WHAT YOU SHOULD DO
Below are the records. List every line holding the word "content".

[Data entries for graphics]
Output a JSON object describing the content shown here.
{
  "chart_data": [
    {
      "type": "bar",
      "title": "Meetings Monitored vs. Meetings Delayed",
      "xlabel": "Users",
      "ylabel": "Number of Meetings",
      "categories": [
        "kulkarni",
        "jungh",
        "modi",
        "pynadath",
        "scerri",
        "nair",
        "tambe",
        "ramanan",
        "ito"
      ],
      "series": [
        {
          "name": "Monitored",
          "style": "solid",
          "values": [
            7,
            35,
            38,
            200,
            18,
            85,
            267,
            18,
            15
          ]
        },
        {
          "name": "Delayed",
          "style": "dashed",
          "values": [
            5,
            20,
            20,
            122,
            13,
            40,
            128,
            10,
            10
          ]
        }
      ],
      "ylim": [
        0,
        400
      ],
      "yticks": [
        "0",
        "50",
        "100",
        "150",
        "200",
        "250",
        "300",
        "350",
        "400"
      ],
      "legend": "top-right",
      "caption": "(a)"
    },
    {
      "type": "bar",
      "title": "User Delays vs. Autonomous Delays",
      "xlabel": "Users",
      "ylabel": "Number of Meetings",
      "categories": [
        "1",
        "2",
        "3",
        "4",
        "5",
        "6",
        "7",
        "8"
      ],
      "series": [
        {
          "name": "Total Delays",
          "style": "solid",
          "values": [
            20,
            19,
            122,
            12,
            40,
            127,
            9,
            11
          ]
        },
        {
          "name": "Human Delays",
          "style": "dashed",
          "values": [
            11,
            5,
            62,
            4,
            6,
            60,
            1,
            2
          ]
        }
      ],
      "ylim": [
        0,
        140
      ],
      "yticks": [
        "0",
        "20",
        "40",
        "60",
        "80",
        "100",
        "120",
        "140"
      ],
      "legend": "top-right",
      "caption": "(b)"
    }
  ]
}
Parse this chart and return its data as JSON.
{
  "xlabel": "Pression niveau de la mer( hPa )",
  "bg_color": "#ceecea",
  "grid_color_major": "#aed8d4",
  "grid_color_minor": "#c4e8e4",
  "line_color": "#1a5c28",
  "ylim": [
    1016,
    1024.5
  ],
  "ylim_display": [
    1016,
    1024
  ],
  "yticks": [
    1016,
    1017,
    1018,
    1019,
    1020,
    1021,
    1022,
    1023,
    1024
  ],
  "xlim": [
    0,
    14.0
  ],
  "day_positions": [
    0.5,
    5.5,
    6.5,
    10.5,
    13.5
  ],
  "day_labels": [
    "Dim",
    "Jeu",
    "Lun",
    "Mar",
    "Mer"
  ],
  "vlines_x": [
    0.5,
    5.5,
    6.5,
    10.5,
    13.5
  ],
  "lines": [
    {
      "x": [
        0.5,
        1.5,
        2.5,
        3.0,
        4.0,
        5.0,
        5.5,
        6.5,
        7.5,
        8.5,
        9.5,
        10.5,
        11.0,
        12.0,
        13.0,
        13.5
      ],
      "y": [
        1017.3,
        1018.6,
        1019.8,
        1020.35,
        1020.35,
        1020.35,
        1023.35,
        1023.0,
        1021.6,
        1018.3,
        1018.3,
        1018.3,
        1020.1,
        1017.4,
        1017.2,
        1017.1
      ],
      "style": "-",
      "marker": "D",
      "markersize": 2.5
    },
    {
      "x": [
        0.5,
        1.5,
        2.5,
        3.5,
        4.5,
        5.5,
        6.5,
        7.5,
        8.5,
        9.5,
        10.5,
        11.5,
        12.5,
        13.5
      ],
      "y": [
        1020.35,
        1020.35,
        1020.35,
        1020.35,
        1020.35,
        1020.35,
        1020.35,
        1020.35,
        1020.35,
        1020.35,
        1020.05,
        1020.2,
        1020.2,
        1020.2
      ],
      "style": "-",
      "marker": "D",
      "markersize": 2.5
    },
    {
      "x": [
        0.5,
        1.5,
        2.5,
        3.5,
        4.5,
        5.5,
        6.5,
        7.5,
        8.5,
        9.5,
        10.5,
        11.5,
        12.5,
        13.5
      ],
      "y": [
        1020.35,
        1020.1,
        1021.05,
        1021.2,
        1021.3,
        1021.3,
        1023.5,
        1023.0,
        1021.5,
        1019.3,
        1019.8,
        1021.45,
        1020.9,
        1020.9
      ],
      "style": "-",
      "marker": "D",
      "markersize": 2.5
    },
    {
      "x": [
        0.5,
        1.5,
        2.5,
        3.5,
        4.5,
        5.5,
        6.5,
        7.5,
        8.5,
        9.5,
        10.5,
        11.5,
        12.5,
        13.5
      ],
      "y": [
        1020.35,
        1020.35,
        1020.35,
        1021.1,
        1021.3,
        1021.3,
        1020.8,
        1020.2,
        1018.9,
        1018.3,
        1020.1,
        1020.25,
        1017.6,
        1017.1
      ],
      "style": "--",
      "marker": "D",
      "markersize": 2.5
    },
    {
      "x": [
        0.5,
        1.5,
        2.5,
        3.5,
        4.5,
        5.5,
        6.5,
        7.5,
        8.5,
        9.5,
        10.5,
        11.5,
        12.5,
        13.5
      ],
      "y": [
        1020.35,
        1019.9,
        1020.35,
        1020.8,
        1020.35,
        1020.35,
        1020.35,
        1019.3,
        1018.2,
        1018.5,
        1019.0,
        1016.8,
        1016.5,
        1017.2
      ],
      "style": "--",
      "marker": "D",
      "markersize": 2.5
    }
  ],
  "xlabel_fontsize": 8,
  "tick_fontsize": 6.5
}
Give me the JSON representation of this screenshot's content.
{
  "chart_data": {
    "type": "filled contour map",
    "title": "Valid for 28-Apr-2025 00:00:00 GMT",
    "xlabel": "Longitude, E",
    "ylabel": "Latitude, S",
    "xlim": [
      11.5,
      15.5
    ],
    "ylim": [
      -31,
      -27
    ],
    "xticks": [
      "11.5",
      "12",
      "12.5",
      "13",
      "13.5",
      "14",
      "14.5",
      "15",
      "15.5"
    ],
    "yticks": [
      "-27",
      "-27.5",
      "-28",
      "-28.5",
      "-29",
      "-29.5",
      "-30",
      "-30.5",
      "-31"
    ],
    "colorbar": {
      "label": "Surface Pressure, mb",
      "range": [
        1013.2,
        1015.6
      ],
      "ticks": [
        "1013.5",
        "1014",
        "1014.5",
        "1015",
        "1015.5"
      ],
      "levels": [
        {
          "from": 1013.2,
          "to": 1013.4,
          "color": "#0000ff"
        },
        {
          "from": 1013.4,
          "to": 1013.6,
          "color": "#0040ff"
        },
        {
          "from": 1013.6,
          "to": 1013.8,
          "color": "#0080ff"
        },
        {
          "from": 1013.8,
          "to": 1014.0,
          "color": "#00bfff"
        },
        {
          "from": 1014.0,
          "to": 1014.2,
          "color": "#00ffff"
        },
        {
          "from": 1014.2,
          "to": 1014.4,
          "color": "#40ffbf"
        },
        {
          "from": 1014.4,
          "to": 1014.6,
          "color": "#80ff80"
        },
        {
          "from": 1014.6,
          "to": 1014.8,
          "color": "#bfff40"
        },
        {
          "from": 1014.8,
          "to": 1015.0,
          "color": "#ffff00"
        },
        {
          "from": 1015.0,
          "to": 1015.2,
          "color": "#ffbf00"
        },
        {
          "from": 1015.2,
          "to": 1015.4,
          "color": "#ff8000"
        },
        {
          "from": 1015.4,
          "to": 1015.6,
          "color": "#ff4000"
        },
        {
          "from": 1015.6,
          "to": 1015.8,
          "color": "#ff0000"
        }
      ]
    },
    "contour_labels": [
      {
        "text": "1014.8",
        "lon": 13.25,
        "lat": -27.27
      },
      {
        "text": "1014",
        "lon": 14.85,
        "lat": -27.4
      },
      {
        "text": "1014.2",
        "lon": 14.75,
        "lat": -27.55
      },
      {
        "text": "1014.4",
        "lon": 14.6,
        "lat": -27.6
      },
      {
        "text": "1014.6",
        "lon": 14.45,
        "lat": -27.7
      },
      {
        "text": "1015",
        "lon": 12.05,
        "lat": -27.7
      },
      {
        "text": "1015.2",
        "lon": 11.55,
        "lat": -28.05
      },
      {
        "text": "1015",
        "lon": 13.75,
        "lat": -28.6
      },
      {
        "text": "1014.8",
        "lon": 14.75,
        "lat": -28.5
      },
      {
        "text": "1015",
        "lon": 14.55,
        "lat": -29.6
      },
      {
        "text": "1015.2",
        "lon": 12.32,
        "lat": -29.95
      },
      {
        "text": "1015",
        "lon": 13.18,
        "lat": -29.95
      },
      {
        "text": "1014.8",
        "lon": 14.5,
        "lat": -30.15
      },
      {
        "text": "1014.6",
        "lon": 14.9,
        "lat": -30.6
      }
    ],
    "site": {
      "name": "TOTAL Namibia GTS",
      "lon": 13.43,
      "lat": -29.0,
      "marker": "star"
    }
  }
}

REPLY
Output a JSON object describing the content shown here.
Give me the JSON representation of this screenshot's content.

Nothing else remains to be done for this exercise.